◆ Text
* Begin *

# Rubber T-handles



## Nursurfer (Sep 25, 2006)

Rubber T-Handles that hold down the propane tanks.
Tried to find these at Campers World. They do not have them.
Anyone know where we can purchase these handles?

Thank you
Nursurfer


----------



## H2oSprayer (Aug 5, 2006)

I was able to pick them up at my local RV dealer, have you tried there?


----------



## Chestnut (Aug 21, 2006)

keeper18 said:


> Auto parts store. Get the Jeep hood latch ones. They are bigger and stronger and will not break.


This sounded like such a great idea! One of our latches is already broken. I stopped by the auto parts store today and asked for them and they looked at me like I had two heads. Maybe because when they asked me what year Jeep I had I told them I didn't have a Jeep.

After much conversing amongst themselves, they told me I can only get something like that from Jeep directly.









Jessica


----------



## Rubrhammer (Nov 27, 2006)

Just did that a couple of weeks ago. Got new ones from a Keystone dealer.
http://www.outbackers.com/forums/index.php...c=17412&hl=
Bob


----------



## Thor (Apr 7, 2004)

I found them at a local discount auto supplier "Princess Auto" They are a couple of bucks and come in a pkg of 2. The local dealer wanted over $20.

Thor


----------



## Oregon_Camper (Sep 13, 2004)

* End *

◆ Data extract
* Begin *

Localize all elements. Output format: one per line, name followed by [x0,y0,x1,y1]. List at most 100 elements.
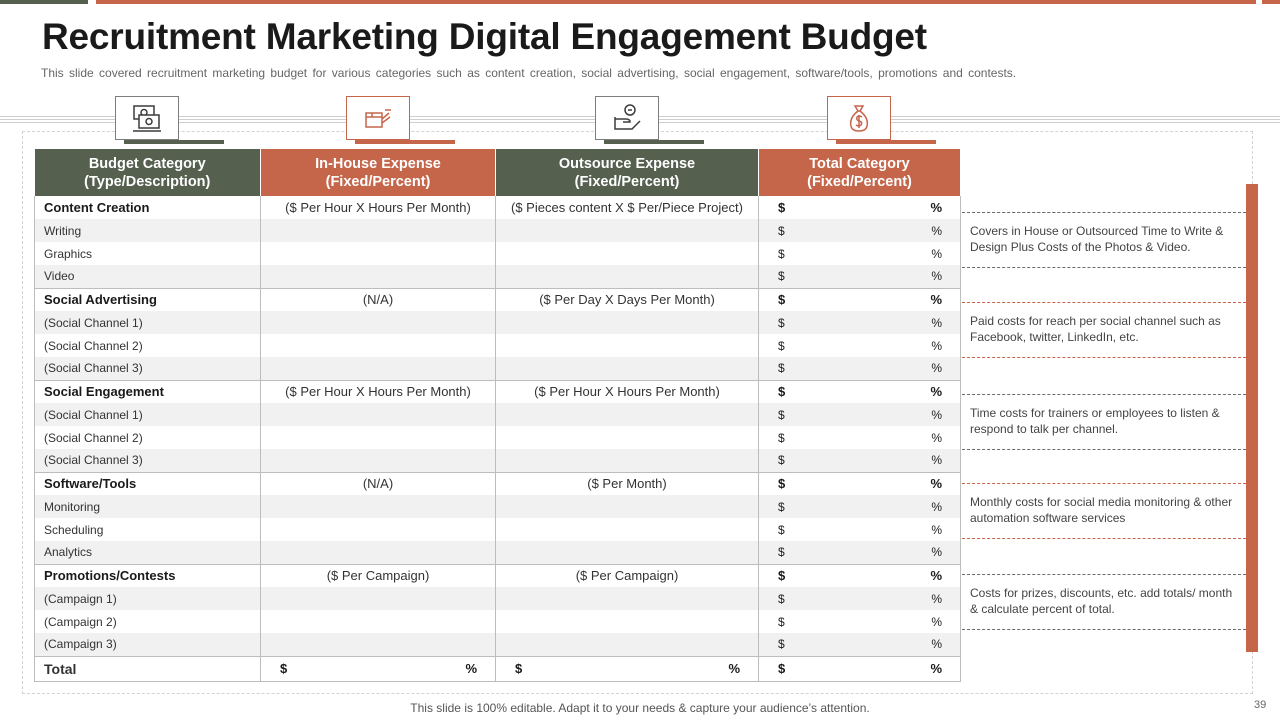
item-name: Monitoring [34,495,261,518]
inhouse-cell: ($ Per Hour X Hours Per Month) [260,379,496,403]
money-bag-icon [827,96,891,140]
money-bills-icon [115,96,179,140]
item-name: Analytics [34,541,261,564]
total-cell: $% [758,379,961,403]
total-row: Total $% $% $% [34,655,961,682]
category-name: Social Engagement [34,379,261,403]
table-row: (Social Channel 3) $% [34,449,961,472]
icon-underline [836,140,936,144]
inhouse-cell: (N/A) [260,287,496,311]
icon-underline [124,140,224,144]
category-name: Promotions/Contests [34,563,261,587]
table-row: (Social Channel 1) $% [34,403,961,426]
note-promotions-contests: Costs for prizes, discounts, etc. add to… [962,574,1246,630]
total-cell: $% [758,403,961,426]
total-cell: $% [758,633,961,656]
hand-coin-icon [595,96,659,140]
item-name: Video [34,265,261,288]
outsource-cell: ($ Pieces content X $ Per/Piece Project) [495,196,759,219]
table-row: (Campaign 1) $% [34,587,961,610]
hand-box-icon [346,96,410,140]
slide-subtitle: This slide covered recruitment marketing… [41,66,1017,80]
item-name: (Campaign 3) [34,633,261,656]
header-budget-category: Budget Category (Type/Description) [34,149,261,196]
budget-table: Budget Category (Type/Description) In-Hou… [34,149,961,682]
category-name: Content Creation [34,196,261,219]
total-inhouse-cell: $% [260,655,496,682]
notes-accent-bar [1246,184,1258,652]
total-category-cell: $% [758,655,961,682]
total-cell: $% [758,219,961,242]
table-row: (Campaign 2) $% [34,610,961,633]
total-cell: $% [758,563,961,587]
total-cell: $% [758,357,961,380]
icon-underline [604,140,704,144]
note-social-advertising: Paid costs for reach per social channel … [962,302,1246,358]
total-cell: $% [758,287,961,311]
table-row: Monitoring $% [34,495,961,518]
table-row: Writing $% [34,219,961,242]
total-cell: $% [758,587,961,610]
footer-text: This slide is 100% editable. Adapt it to… [410,701,870,715]
item-name: (Campaign 2) [34,610,261,633]
table-row: (Social Channel 1) $% [34,311,961,334]
top-accent-bar-dark [0,0,88,4]
outsource-cell: ($ Per Day X Days Per Month) [495,287,759,311]
total-cell: $% [758,426,961,449]
item-name: (Social Channel 3) [34,357,261,380]
total-label: Total [34,655,261,682]
table-row: Promotions/Contests ($ Per Campaign) ($ … [34,563,961,587]
total-cell: $% [758,471,961,495]
item-name: (Social Channel 3) [34,449,261,472]
table-row: Social Engagement ($ Per Hour X Hours Pe… [34,379,961,403]
table-row: Content Creation ($ Per Hour X Hours Per… [34,196,961,219]
table-row: Scheduling $% [34,518,961,541]
slide-title: Recruitment Marketing Digital Engagement… [42,16,927,57]
icon-underline [355,140,455,144]
table-row: (Social Channel 3) $% [34,357,961,380]
total-cell: $% [758,265,961,288]
table-row: (Social Channel 2) $% [34,334,961,357]
total-cell: $% [758,242,961,265]
top-accent-bar-end [1262,0,1280,4]
item-name: Scheduling [34,518,261,541]
inhouse-cell: ($ Per Hour X Hours Per Month) [260,196,496,219]
item-name: (Social Channel 2) [34,426,261,449]
inhouse-cell: ($ Per Campaign) [260,563,496,587]
total-cell: $% [758,541,961,564]
outsource-cell: ($ Per Month) [495,471,759,495]
item-name: Writing [34,219,261,242]
header-inhouse-expense: In-House Expense (Fixed/Percent) [260,149,496,196]
total-cell: $% [758,311,961,334]
category-name: Software/Tools [34,471,261,495]
header-total-category: Total Category (Fixed/Percent) [758,149,961,196]
item-name: (Social Channel 2) [34,334,261,357]
table-row: (Social Channel 2) $% [34,426,961,449]
table-row: Software/Tools (N/A) ($ Per Month) $% [34,471,961,495]
item-name: (Social Channel 1) [34,403,261,426]
page-number: 39 [1254,699,1267,711]
inhouse-cell: (N/A) [260,471,496,495]
note-social-engagement: Time costs for trainers or employees to … [962,394,1246,450]
total-cell: $% [758,334,961,357]
outsource-cell: ($ Per Campaign) [495,563,759,587]
item-name: Graphics [34,242,261,265]
total-cell: $% [758,518,961,541]
table-row: Video $% [34,265,961,288]
table-row: (Campaign 3) $% [34,633,961,656]
table-row: Social Advertising (N/A) ($ Per Day X Da… [34,287,961,311]
total-cell: $% [758,449,961,472]
table-row: Analytics $% [34,541,961,564]
note-software-tools: Monthly costs for social media monitorin… [962,483,1246,539]
top-accent-bar-orange [96,0,1256,4]
total-cell: $% [758,610,961,633]
total-outsource-cell: $% [495,655,759,682]
total-cell: $% [758,196,961,219]
item-name: (Social Channel 1) [34,311,261,334]
note-content-creation: Covers in House or Outsourced Time to Wr… [962,212,1246,268]
table-row: Graphics $% [34,242,961,265]
category-name: Social Advertising [34,287,261,311]
item-name: (Campaign 1) [34,587,261,610]
total-cell: $% [758,495,961,518]
header-outsource-expense: Outsource Expense (Fixed/Percent) [495,149,759,196]
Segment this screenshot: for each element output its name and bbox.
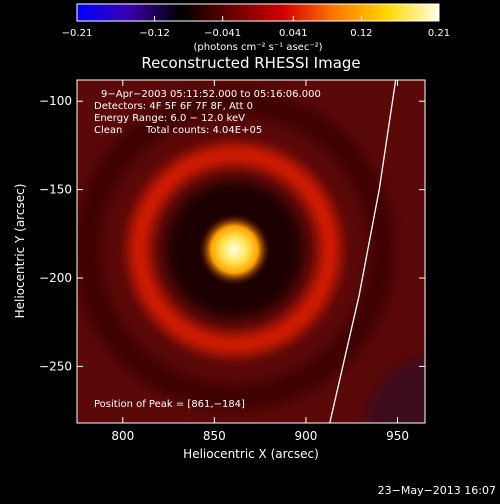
annotation-energy-range: Energy Range: 6.0 − 12.0 keV [94, 113, 245, 124]
annotation-time-range: 9−Apr−2003 05:11:52.000 to 05:16:06.000 [101, 89, 321, 100]
y-tick-label: −150 [39, 183, 72, 197]
annotation-total-counts: Total counts: 4.04E+05 [145, 125, 262, 136]
plot-area [77, 80, 425, 423]
y-tick-label: −250 [39, 359, 72, 373]
colorbar-unit-label: (photons cm⁻² s⁻¹ asec⁻²) [193, 42, 322, 53]
x-axis-label: Heliocentric X (arcsec) [183, 447, 319, 461]
x-tick-label: 800 [111, 429, 134, 443]
annotation-peak-position: Position of Peak = [861,−184] [94, 399, 245, 410]
peak-source [198, 213, 271, 286]
annotation-detectors: Detectors: 4F 5F 6F 7F 8F, Att 0 [94, 101, 253, 112]
x-axis: 800 850 900 950 [111, 80, 409, 443]
colorbar-ticks: −0.21 −0.12 −0.041 0.041 0.12 0.21 [62, 16, 450, 39]
y-axis-label: Heliocentric Y (arcsec) [13, 184, 27, 319]
colorbar-tick-label: −0.21 [62, 28, 93, 39]
colorbar-tick-label: 0.21 [428, 28, 450, 39]
y-tick-label: −100 [39, 94, 72, 108]
plot-frame [76, 79, 426, 424]
sidelobe-ring [128, 143, 341, 356]
heatmap-image [77, 89, 425, 423]
chart-title: Reconstructed RHESSI Image [141, 54, 360, 72]
colorbar-tick-label: −0.12 [139, 28, 170, 39]
solar-limb-line [329, 80, 397, 423]
annotation-clean: Clean [94, 125, 122, 136]
colorbar [76, 3, 440, 22]
corner-shadow [365, 355, 425, 423]
colorbar-tick-label: −0.041 [204, 28, 241, 39]
x-tick-label: 950 [386, 429, 409, 443]
x-tick-label: 900 [294, 429, 317, 443]
y-axis: −100 −150 −200 −250 [39, 94, 425, 373]
y-tick-label: −200 [39, 271, 72, 285]
colorbar-tick-label: 0.041 [279, 28, 308, 39]
colorbar-tick-label: 0.12 [350, 28, 372, 39]
x-tick-label: 850 [203, 429, 226, 443]
footer-date: 23−May−2013 16:07 [378, 484, 496, 497]
outer-dark-ring [77, 89, 396, 411]
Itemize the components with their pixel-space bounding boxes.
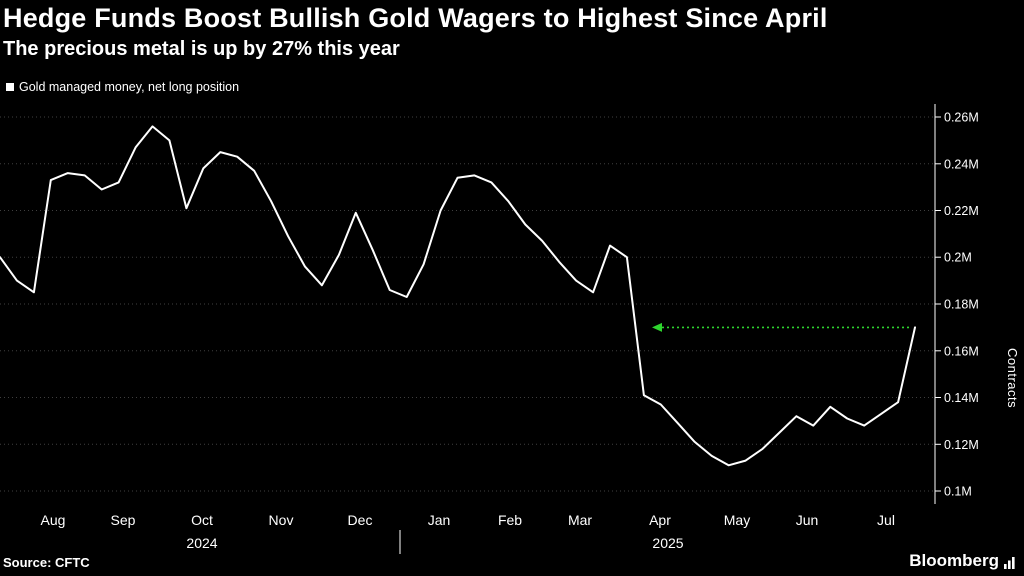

* End *

◆ Problem set
• A. Based on the thread, say whether each statement agrees with it. Answer yes or no for each and quote the deciding words.
(i) Campers World had the handles in stock.
(ii) The handles Thor found come in a package of two.
(iii) The auto parts store sold Chestnut the Jeep hood latch handles.
• B. List every username that appears as a post heading in the thread.

◆ Full solutions
• A.
(i) No: "Tried to find these at Campers World. They do not have them."
(ii) Yes: "They are a couple of bucks and come in a pkg of 2."
(iii) No: "they told me I can only get something like that from Jeep directly."

• B.
Nursurfer
H2oSprayer
Chestnut
Rubrhammer
Thor
Oregon_Camper